(Extracts from a graphics dataset)
══════════════════════════════

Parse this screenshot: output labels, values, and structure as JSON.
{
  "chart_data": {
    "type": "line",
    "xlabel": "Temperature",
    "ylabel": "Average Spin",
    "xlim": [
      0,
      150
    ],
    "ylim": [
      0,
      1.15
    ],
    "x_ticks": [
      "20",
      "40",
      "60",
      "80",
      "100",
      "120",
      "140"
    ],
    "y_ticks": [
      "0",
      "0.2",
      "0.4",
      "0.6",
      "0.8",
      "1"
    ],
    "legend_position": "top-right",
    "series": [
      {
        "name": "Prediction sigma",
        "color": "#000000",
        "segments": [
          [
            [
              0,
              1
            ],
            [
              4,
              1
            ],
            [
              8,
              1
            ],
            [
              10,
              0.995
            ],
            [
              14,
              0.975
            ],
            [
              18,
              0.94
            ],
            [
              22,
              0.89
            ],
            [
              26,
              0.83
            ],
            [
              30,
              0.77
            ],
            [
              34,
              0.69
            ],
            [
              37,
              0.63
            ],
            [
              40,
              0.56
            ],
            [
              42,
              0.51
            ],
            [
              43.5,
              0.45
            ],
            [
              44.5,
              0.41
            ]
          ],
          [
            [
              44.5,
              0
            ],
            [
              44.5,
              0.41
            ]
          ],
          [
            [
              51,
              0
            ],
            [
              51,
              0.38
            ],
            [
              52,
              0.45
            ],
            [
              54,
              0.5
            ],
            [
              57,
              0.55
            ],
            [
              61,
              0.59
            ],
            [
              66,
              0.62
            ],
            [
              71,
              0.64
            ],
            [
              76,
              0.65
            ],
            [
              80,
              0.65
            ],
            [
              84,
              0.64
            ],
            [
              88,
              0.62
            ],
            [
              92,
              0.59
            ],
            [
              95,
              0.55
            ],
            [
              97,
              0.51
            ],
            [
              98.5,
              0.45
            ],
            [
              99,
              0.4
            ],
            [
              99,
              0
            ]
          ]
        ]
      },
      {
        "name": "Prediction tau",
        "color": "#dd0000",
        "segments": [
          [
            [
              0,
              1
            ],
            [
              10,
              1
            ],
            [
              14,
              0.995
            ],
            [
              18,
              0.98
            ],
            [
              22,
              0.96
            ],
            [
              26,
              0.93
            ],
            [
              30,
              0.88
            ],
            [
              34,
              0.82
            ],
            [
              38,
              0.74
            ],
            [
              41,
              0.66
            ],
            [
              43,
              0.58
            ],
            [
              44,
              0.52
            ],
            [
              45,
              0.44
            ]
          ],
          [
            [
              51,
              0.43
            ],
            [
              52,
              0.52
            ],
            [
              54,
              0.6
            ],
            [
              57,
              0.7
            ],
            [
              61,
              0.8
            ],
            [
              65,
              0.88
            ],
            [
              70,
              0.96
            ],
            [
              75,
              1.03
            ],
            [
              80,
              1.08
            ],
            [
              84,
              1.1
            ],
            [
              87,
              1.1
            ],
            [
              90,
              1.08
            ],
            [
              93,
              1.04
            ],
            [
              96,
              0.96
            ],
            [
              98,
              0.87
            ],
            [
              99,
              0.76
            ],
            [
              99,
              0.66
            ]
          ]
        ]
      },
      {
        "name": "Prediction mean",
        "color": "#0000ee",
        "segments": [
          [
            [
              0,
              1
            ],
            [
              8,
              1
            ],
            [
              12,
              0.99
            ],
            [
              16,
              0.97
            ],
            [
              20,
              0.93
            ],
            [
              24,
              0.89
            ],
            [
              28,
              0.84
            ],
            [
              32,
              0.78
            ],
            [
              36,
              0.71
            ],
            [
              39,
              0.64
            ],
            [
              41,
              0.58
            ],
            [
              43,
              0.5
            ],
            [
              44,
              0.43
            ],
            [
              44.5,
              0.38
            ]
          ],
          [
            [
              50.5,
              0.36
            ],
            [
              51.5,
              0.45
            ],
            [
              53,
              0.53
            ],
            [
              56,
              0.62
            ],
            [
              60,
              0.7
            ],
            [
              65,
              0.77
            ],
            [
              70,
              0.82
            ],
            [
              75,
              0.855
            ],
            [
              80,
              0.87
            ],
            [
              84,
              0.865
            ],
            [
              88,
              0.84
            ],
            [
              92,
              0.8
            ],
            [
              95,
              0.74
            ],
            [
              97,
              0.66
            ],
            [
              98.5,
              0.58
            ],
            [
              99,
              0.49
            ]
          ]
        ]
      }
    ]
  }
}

══════════════════════════════

> **Requirements**:
Write out every record verbatim.

> **The response**:
Parse this screenshot: output labels, values, and structure as JSON.
{
  "chart_data": {
    "type": "line",
    "xlabel": "Temperature",
    "ylabel": "Average Spin",
    "xlim": [
      0,
      150
    ],
    "ylim": [
      0,
      1.15
    ],
    "x_ticks": [
      "20",
      "40",
      "60",
      "80",
      "100",
      "120",
      "140"
    ],
    "y_ticks": [
      "0",
      "0.2",
      "0.4",
      "0.6",
      "0.8",
      "1"
    ],
    "legend_position": "top-right",
    "series": [
      {
        "name": "Prediction sigma",
        "color": "#000000",
        "segments": [
          [
            [
              0,
              1
            ],
            [
              4,
              1
            ],
            [
              8,
              1
            ],
            [
              10,
              0.995
            ],
            [
              14,
              0.975
            ],
            [
              18,
              0.94
            ],
            [
              22,
              0.89
            ],
            [
              26,
              0.83
            ],
            [
              30,
              0.77
            ],
            [
              34,
              0.69
            ],
            [
              37,
              0.63
            ],
            [
              40,
              0.56
            ],
            [
              42,
              0.51
            ],
            [
              43.5,
              0.45
            ],
            [
              44.5,
              0.41
            ]
          ],
          [
            [
              44.5,
              0
            ],
            [
              44.5,
              0.41
            ]
          ],
          [
            [
              51,
              0
            ],
            [
              51,
              0.38
            ],
            [
              52,
              0.45
            ],
            [
              54,
              0.5
            ],
            [
              57,
              0.55
            ],
            [
              61,
              0.59
            ],
            [
              66,
              0.62
            ],
            [
              71,
              0.64
            ],
            [
              76,
              0.65
            ],
            [
              80,
              0.65
            ],
            [
              84,
              0.64
            ],
            [
              88,
              0.62
            ],
            [
              92,
              0.59
            ],
            [
              95,
              0.55
            ],
            [
              97,
              0.51
            ],
            [
              98.5,
              0.45
            ],
            [
              99,
              0.4
            ],
            [
              99,
              0
            ]
          ]
        ]
      },
      {
        "name": "Prediction tau",
        "color": "#dd0000",
        "segments": [
          [
            [
              0,
              1
            ],
            [
              10,
              1
            ],
            [
              14,
              0.995
            ],
            [
              18,
              0.98
            ],
            [
              22,
              0.96
            ],
            [
              26,
              0.93
            ],
            [
              30,
              0.88
            ],
            [
              34,
              0.82
            ],
            [
              38,
              0.74
            ],
            [
              41,
              0.66
            ],
            [
              43,
              0.58
            ],
            [
              44,
              0.52
            ],
            [
              45,
              0.44
            ]
          ],
          [
            [
              51,
              0.43
            ],
            [
              52,
              0.52
            ],
            [
              54,
              0.6
            ],
            [
              57,
              0.7
            ],
            [
              61,
              0.8
            ],
            [
              65,
              0.88
            ],
            [
              70,
              0.96
            ],
            [
              75,
              1.03
            ],
            [
              80,
              1.08
            ],
            [
              84,
              1.1
            ],
            [
              87,
              1.1
            ],
            [
              90,
              1.08
            ],
            [
              93,
              1.04
            ],
            [
              96,
              0.96
            ],
            [
              98,
              0.87
            ],
            [
              99,
              0.76
            ],
            [
              99,
              0.66
            ]
          ]
        ]
      },
      {
        "name": "Prediction mean",
        "color": "#0000ee",
        "segments": [
          [
            [
              0,
              1
            ],
            [
              8,
              1
            ],
            [
              12,
              0.99
            ],
            [
              16,
              0.97
            ],
            [
              20,
              0.93
            ],
            [
              24,
              0.89
            ],
            [
              28,
              0.84
            ],
            [
              32,
              0.78
            ],
            [
              36,
              0.71
            ],
            [
              39,
              0.64
            ],
            [
              41,
              0.58
            ],
            [
              43,
              0.5
            ],
            [
              44,
              0.43
            ],
            [
              44.5,
              0.38
            ]
          ],
          [
            [
              50.5,
              0.36
            ],
            [
              51.5,
              0.45
            ],
            [
              53,
              0.53
            ],
            [
              56,
              0.62
            ],
            [
              60,
              0.7
            ],
            [
              65,
              0.77
            ],
            [
              70,
              0.82
            ],
            [
              75,
              0.855
            ],
            [
              80,
              0.87
            ],
            [
              84,
              0.865
            ],
            [
              88,
              0.84
            ],
            [
              92,
              0.8
            ],
            [
              95,
              0.74
            ],
            [
              97,
              0.66
            ],
            [
              98.5,
              0.58
            ],
            [
              99,
              0.49
            ]
          ]
        ]
      }
    ]
  }
}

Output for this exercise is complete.